▶ Task directions:
Collect all lines containing the word "components" from the data.

[Begin Excerpted data]

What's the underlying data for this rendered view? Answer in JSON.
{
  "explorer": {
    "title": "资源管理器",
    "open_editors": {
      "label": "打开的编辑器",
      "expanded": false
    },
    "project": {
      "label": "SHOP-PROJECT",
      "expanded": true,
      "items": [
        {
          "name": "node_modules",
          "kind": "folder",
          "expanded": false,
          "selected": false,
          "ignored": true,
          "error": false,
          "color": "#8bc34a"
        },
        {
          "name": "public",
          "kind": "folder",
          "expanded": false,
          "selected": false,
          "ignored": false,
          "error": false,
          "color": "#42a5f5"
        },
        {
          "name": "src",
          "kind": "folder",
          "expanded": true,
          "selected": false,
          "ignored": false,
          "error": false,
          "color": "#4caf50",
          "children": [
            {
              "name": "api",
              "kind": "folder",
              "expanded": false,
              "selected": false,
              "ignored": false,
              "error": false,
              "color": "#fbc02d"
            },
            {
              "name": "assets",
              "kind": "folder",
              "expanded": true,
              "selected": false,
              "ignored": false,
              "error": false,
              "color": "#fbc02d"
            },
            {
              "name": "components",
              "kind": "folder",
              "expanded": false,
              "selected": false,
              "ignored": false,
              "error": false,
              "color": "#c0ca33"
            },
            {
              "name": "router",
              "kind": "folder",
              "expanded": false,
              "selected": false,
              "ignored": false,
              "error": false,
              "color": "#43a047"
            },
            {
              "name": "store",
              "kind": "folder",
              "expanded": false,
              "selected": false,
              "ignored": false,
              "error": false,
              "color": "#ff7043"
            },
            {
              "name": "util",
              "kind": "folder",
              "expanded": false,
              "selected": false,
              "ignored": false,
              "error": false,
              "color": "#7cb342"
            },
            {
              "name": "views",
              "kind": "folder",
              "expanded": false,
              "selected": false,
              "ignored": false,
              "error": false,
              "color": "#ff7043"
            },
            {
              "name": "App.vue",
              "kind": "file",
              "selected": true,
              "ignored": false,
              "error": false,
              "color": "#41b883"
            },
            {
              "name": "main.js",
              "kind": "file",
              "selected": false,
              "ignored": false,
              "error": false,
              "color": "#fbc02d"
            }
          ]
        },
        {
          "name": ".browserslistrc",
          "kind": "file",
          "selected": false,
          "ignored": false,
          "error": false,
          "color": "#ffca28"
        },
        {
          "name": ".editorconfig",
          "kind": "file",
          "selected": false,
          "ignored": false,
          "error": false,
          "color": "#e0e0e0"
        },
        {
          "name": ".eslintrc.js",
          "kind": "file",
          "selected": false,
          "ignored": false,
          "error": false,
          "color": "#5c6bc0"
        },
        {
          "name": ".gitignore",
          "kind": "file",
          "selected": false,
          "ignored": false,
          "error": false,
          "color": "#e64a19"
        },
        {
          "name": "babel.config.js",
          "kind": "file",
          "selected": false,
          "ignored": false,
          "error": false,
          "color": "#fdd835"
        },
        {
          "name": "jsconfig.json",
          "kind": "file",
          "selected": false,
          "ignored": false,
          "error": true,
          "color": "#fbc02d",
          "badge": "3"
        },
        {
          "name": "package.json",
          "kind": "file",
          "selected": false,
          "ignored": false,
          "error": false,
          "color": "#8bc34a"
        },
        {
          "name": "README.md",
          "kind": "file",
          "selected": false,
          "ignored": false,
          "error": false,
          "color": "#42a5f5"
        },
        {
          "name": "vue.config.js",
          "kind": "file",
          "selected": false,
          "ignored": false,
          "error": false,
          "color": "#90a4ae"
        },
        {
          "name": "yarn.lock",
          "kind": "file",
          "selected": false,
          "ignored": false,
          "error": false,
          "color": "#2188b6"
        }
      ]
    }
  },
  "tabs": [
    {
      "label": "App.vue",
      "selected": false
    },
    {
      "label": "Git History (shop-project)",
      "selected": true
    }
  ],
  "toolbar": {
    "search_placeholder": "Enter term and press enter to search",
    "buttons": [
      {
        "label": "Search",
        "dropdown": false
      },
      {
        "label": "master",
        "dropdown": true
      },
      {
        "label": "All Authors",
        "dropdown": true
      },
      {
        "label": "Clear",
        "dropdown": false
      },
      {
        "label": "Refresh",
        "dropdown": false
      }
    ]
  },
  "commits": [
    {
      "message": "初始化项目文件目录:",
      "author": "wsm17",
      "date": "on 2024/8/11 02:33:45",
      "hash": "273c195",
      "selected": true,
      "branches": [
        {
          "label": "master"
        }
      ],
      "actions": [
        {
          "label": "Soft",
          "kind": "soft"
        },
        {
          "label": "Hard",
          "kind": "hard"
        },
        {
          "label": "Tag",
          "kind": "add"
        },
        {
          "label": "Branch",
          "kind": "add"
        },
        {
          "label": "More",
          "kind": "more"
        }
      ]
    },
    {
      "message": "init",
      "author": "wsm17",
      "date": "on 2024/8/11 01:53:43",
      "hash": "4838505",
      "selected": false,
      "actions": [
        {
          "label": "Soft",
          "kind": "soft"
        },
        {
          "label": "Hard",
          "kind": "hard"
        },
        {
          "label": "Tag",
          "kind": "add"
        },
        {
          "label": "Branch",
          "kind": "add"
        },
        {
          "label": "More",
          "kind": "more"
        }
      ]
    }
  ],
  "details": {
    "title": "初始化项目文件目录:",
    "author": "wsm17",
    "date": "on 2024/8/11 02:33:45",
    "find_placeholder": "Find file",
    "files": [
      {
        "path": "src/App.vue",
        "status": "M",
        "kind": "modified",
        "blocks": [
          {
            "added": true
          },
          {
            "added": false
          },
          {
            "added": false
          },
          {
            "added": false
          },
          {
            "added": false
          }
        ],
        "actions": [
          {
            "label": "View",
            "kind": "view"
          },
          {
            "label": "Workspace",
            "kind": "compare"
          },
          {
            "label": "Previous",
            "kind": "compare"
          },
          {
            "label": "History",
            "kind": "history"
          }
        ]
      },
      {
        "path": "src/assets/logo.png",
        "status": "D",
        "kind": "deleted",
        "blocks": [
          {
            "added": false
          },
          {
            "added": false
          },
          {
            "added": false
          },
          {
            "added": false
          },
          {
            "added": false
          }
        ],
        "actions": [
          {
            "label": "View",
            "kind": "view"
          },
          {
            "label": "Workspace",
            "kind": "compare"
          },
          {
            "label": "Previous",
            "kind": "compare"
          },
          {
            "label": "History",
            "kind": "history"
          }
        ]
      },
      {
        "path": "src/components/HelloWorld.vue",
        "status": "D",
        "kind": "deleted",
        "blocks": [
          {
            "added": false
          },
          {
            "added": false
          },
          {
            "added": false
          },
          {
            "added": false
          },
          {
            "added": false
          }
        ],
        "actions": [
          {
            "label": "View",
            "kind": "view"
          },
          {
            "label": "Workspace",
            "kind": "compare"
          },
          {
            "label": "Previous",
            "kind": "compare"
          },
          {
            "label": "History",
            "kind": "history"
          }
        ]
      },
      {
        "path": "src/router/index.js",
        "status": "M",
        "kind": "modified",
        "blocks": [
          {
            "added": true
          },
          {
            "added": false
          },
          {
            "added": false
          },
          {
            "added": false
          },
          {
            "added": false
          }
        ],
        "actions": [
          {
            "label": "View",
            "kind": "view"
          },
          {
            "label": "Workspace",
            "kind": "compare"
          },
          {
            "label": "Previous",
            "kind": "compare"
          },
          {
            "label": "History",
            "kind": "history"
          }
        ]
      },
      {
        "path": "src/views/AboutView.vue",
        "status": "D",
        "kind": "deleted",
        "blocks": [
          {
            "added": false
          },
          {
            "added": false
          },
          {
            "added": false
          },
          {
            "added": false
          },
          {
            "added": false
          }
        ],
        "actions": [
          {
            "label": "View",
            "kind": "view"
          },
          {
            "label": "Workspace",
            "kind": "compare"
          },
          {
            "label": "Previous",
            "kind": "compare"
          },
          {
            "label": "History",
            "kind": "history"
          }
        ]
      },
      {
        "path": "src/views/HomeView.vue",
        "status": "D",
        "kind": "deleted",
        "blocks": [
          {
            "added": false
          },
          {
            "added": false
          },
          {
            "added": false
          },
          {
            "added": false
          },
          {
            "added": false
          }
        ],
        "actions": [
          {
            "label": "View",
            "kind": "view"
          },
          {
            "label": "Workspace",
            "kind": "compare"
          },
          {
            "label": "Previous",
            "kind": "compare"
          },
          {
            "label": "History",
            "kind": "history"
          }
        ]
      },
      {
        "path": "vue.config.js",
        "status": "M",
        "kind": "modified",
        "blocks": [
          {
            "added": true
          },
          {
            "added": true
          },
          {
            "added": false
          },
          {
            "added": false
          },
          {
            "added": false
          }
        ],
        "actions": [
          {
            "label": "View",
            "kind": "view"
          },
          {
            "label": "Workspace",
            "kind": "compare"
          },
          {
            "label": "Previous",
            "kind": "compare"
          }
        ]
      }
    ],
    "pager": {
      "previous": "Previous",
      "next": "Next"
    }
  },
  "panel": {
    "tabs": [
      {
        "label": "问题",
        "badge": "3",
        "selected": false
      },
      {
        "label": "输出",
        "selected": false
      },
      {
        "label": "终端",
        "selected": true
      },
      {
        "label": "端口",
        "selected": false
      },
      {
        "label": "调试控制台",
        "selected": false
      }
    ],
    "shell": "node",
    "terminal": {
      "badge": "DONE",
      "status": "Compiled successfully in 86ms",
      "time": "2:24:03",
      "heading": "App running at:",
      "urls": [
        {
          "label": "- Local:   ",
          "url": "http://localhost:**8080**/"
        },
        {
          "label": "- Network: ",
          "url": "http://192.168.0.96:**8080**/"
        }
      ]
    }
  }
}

[End Excerpted data]

▶ Finished task:
              "name": "components",
        "path": "src/components/HelloWorld.vue",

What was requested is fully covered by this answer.